__Exercise brief__.
Take the listing and print it in full, exactly as given.

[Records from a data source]
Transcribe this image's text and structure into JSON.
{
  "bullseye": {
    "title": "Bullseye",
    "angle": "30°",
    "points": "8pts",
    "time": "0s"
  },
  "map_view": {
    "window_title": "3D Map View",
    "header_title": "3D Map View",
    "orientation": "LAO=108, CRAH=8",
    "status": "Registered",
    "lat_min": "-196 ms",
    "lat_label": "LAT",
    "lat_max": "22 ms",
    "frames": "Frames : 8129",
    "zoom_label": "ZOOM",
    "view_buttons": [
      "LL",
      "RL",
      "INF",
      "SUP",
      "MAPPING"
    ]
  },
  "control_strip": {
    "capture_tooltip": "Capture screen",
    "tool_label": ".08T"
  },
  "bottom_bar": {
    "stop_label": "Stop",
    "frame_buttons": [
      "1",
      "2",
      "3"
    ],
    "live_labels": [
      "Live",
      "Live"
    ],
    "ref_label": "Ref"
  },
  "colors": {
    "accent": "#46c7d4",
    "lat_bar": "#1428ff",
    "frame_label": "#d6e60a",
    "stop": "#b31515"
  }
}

__Finished exercise__.
Transcribe this image's text and structure into JSON.
{
  "bullseye": {
    "title": "Bullseye",
    "angle": "30°",
    "points": "8pts",
    "time": "0s"
  },
  "map_view": {
    "window_title": "3D Map View",
    "header_title": "3D Map View",
    "orientation": "LAO=108, CRAH=8",
    "status": "Registered",
    "lat_min": "-196 ms",
    "lat_label": "LAT",
    "lat_max": "22 ms",
    "frames": "Frames : 8129",
    "zoom_label": "ZOOM",
    "view_buttons": [
      "LL",
      "RL",
      "INF",
      "SUP",
      "MAPPING"
    ]
  },
  "control_strip": {
    "capture_tooltip": "Capture screen",
    "tool_label": ".08T"
  },
  "bottom_bar": {
    "stop_label": "Stop",
    "frame_buttons": [
      "1",
      "2",
      "3"
    ],
    "live_labels": [
      "Live",
      "Live"
    ],
    "ref_label": "Ref"
  },
  "colors": {
    "accent": "#46c7d4",
    "lat_bar": "#1428ff",
    "frame_label": "#d6e60a",
    "stop": "#b31515"
  }
}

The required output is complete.